The Fundación Cultural Patagonia String Quartet (FCP String Quartet) is a musical group from Patagonia.

Three of its members are natives of the nation of Georgia, in the Caucasus. The group plays classical music, contemporary, tango, folklore and Georgian music.

History

The Quartet was founded in 1998 under the guidance of Ljerko Spiller at a time when the former members of the USSR were faced with major economic and political problems.

Elvira Faseeva Tbilisi, Vitali Bujiashvili and Gela Gelashvil from Msjeta (old capital of Georgia), in search of a living for his family, accepted an invitation to travel to Argentina and a contract for a year to assemble a string quartet at the Arts University of General Roca city  (Rio Negro province, Patagonia).

──────────

§ Request 1
Print the passage on the FCP String Quartet word for word, in its entirety.

§ The records
──────────

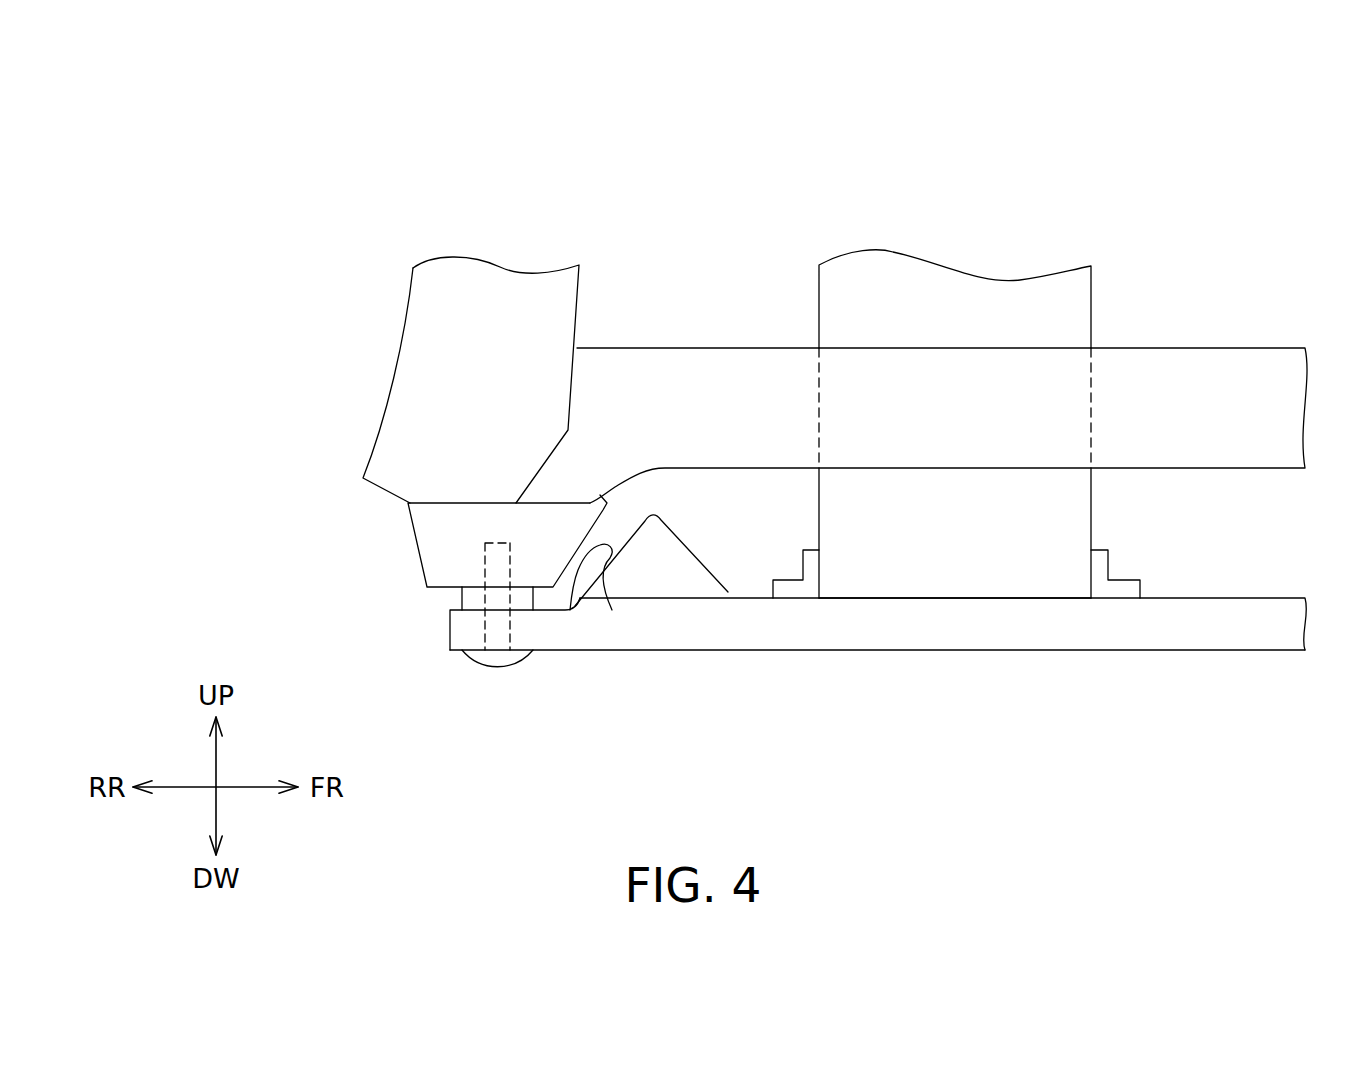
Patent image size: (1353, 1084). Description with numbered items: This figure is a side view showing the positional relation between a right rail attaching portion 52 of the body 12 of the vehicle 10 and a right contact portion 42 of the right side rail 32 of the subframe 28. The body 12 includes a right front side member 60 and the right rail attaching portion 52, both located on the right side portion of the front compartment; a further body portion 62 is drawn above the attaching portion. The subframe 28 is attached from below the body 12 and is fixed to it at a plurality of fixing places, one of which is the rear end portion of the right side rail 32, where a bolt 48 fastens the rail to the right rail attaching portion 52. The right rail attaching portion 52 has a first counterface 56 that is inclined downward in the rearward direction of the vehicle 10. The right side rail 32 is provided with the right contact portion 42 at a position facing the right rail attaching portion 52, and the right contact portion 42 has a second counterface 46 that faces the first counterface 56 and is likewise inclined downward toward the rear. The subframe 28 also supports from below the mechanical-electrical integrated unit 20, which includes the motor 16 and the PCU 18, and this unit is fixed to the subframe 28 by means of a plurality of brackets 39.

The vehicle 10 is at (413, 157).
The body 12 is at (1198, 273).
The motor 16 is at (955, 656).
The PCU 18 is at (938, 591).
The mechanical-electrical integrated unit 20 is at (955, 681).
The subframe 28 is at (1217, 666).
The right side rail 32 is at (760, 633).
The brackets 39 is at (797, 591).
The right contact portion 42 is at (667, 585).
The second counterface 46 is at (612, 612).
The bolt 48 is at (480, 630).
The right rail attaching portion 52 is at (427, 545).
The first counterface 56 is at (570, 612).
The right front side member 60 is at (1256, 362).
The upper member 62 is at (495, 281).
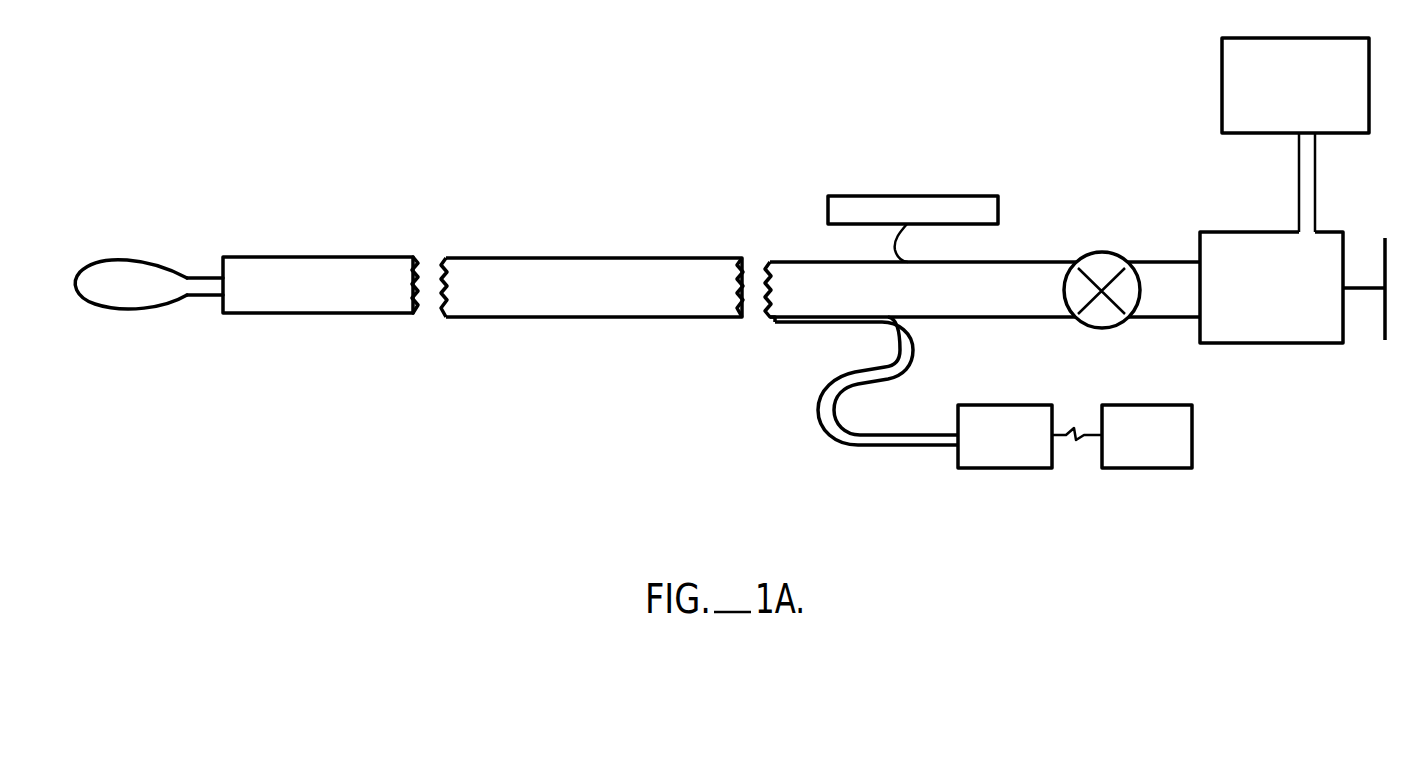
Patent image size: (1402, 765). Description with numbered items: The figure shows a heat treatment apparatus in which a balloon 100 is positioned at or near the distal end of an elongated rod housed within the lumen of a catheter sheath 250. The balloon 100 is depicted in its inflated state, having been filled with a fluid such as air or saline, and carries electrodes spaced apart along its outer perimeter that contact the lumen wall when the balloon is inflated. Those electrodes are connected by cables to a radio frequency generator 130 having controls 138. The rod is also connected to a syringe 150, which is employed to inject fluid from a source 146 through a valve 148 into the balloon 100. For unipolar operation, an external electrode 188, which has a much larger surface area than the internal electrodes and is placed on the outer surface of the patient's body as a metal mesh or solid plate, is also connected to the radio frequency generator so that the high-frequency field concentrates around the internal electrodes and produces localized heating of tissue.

──────────

§ Request 2
Output the lines of the records from their start through the line containing "The first counterface 56 is at (570, 612).", inclusive, reproducing them verbatim. Leave the pictures out of your answer.

§ Written reply 1
The Fundación Cultural Patagonia String Quartet (FCP String Quartet) is a musical group from Patagonia.

Three of its members are natives of the nation of Georgia, in the Caucasus. The group plays classical music, contemporary, tango, folklore and Georgian music.

History

The Quartet was founded in 1998 under the guidance of Ljerko Spiller at a time when the former members of the USSR were faced with major economic and political problems.

Elvira Faseeva Tbilisi, Vitali Bujiashvili and Gela Gelashvil from Msjeta (old capital of Georgia), in search of a living for his family, accepted an invitation to travel to Argentina and a contract for a year to assemble a string quartet at the Arts University of General Roca city  (Rio Negro province, Patagonia).

§ Written reply 2
Patent image size: (1353, 1084). Description with numbered items: This figure is a side view showing the positional relation between a right rail attaching portion 52 of the body 12 of the vehicle 10 and a right contact portion 42 of the right side rail 32 of the subframe 28. The body 12 includes a right front side member 60 and the right rail attaching portion 52, both located on the right side portion of the front compartment; a further body portion 62 is drawn above the attaching portion. The subframe 28 is attached from below the body 12 and is fixed to it at a plurality of fixing places, one of which is the rear end portion of the right side rail 32, where a bolt 48 fastens the rail to the right rail attaching portion 52. The right rail attaching portion 52 has a first counterface 56 that is inclined downward in the rearward direction of the vehicle 10. The right side rail 32 is provided with the right contact portion 42 at a position facing the right rail attaching portion 52, and the right contact portion 42 has a second counterface 46 that faces the first counterface 56 and is likewise inclined downward toward the rear. The subframe 28 also supports from below the mechanical-electrical integrated unit 20, which includes the motor 16 and the PCU 18, and this unit is fixed to the subframe 28 by means of a plurality of brackets 39.

The vehicle 10 is at (413, 157).
The body 12 is at (1198, 273).
The motor 16 is at (955, 656).
The PCU 18 is at (938, 591).
The mechanical-electrical integrated unit 20 is at (955, 681).
The subframe 28 is at (1217, 666).
The right side rail 32 is at (760, 633).
The brackets 39 is at (797, 591).
The right contact portion 42 is at (667, 585).
The second counterface 46 is at (612, 612).
The bolt 48 is at (480, 630).
The right rail attaching portion 52 is at (427, 545).
The first counterface 56 is at (570, 612).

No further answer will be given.